Exercise description:
Pull out every line below that contains the word "HiNote".
☆ ☆ ☆ ☆ ☆ ☆ ☆
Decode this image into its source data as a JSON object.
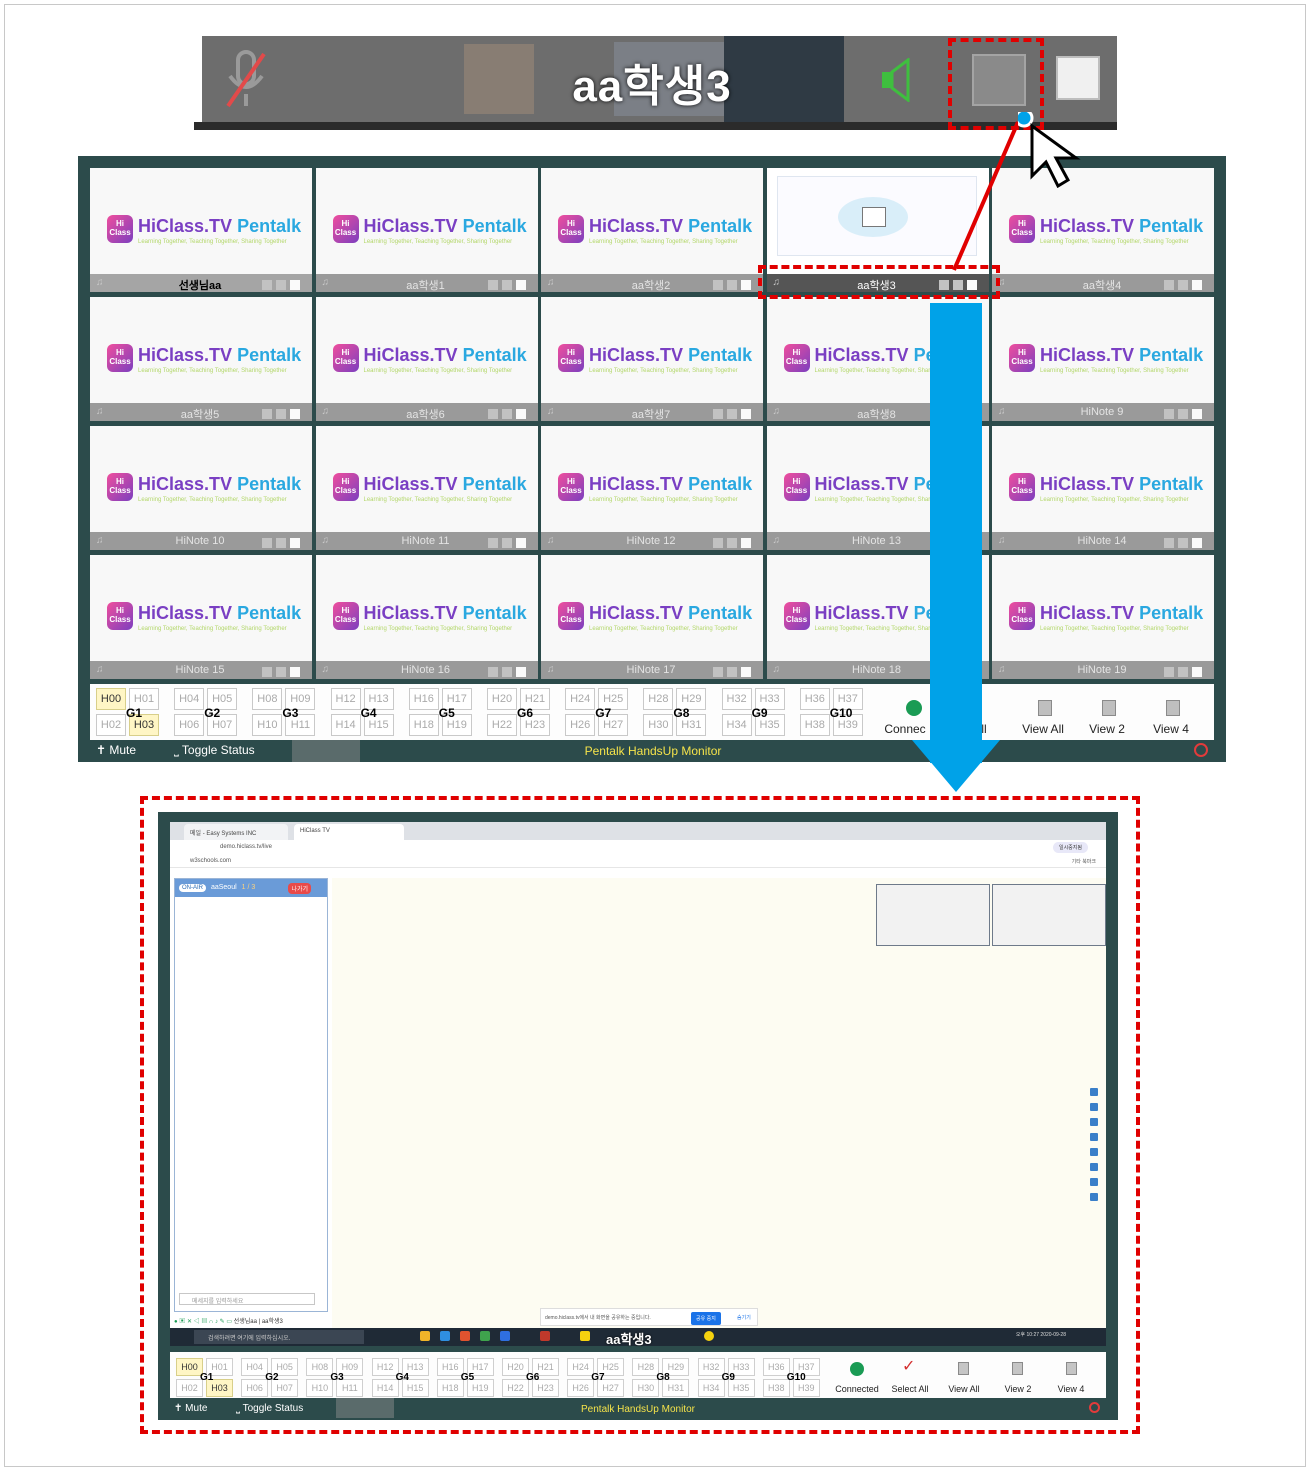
{
  "zoom": {
    "student_name": "aa학생3"
  },
  "tiles": [
    {
      "name": "선생님aa",
      "type": "logo"
    },
    {
      "name": "aa학생1",
      "type": "logo"
    },
    {
      "name": "aa학생2",
      "type": "logo"
    },
    {
      "name": "aa학생3",
      "type": "screen"
    },
    {
      "name": "aa학생4",
      "type": "logo"
    },
    {
      "name": "aa학생5",
      "type": "logo"
    },
    {
      "name": "aa학생6",
      "type": "logo"
    },
    {
      "name": "aa학생7",
      "type": "logo"
    },
    {
      "name": "aa학생8",
      "type": "logo"
    },
    {
      "name": "HiNote 9",
      "type": "logo"
    },
    {
      "name": "HiNote 10",
      "type": "logo"
    },
    {
      "name": "HiNote 11",
      "type": "logo"
    },
    {
      "name": "HiNote 12",
      "type": "logo"
    },
    {
      "name": "HiNote 13",
      "type": "logo"
    },
    {
      "name": "HiNote 14",
      "type": "logo"
    },
    {
      "name": "HiNote 15",
      "type": "logo"
    },
    {
      "name": "HiNote 16",
      "type": "logo"
    },
    {
      "name": "HiNote 17",
      "type": "logo"
    },
    {
      "name": "HiNote 18",
      "type": "logo"
    },
    {
      "name": "HiNote 19",
      "type": "logo"
    }
  ],
  "brand": {
    "name": "HiClass.TV",
    "product": "Pentalk",
    "tagline": "Learning Together, Teaching Together, Sharing Together",
    "logo_text": "Hi Class"
  },
  "groups": [
    "G1",
    "G2",
    "G3",
    "G4",
    "G5",
    "G6",
    "G7",
    "G8",
    "G9",
    "G10"
  ],
  "hand_buttons": [
    "H00",
    "H01",
    "H02",
    "H03",
    "H04",
    "H05",
    "H06",
    "H07",
    "H08",
    "H09",
    "H10",
    "H11",
    "H12",
    "H13",
    "H14",
    "H15",
    "H16",
    "H17",
    "H18",
    "H19",
    "H20",
    "H21",
    "H22",
    "H23",
    "H24",
    "H25",
    "H26",
    "H27",
    "H28",
    "H29",
    "H30",
    "H31",
    "H32",
    "H33",
    "H34",
    "H35",
    "H36",
    "H37",
    "H38",
    "H39"
  ],
  "active_hands": [
    "H00",
    "H03"
  ],
  "top_actions": {
    "connected": "Connec",
    "select_all": "All",
    "view_all": "View All",
    "view2": "View 2",
    "view4": "View 4"
  },
  "bottom_actions": {
    "connected": "Connected",
    "select_all": "Select All",
    "view_all": "View All",
    "view2": "View 2",
    "view4": "View 4"
  },
  "status": {
    "mute": "Mute",
    "toggle": "Toggle Status",
    "title": "Pentalk HandsUp Monitor"
  },
  "browser": {
    "tab1": "메일 - Easy Systems INC",
    "tab2": "HiClass TV",
    "url": "demo.hiclass.tv/live",
    "bookmark": "w3schools.com",
    "bookmark_right": "기타 북마크",
    "profile": "일시중지됨",
    "sidebar_onair": "ON-AIR",
    "sidebar_room": "aaSeoul",
    "sidebar_count": "1 / 3",
    "sidebar_out": "나가기",
    "message_placeholder": "메세지를 입력하세요",
    "tool_user": "선생님aa",
    "tool_user2": "aa학생3",
    "share_text": "demo.hiclass.tv에서 내 화면을 공유하는 중입니다.",
    "share_stop": "공유 중지",
    "share_hide": "숨기기",
    "taskbar_search": "검색하려면 여기에 입력하십시오.",
    "taskbar_name": "aa학생3",
    "clock": "오후 10:27 2020-09-28"
  },
  "colors": {
    "frame_bg": "#2c4b4b",
    "highlight": "#e00000",
    "arrow": "#00a2e8",
    "active_hand": "#fff6c5",
    "status_title": "#f5e34a",
    "connected_dot": "#1a9b54"
  }
}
☆ ☆ ☆ ☆ ☆ ☆ ☆
Final result:
      "name": "HiNote 9",
      "name": "HiNote 10",
      "name": "HiNote 11",
      "name": "HiNote 12",
      "name": "HiNote 13",
      "name": "HiNote 14",
      "name": "HiNote 15",
      "name": "HiNote 16",
      "name": "HiNote 17",
      "name": "HiNote 18",
      "name": "HiNote 19",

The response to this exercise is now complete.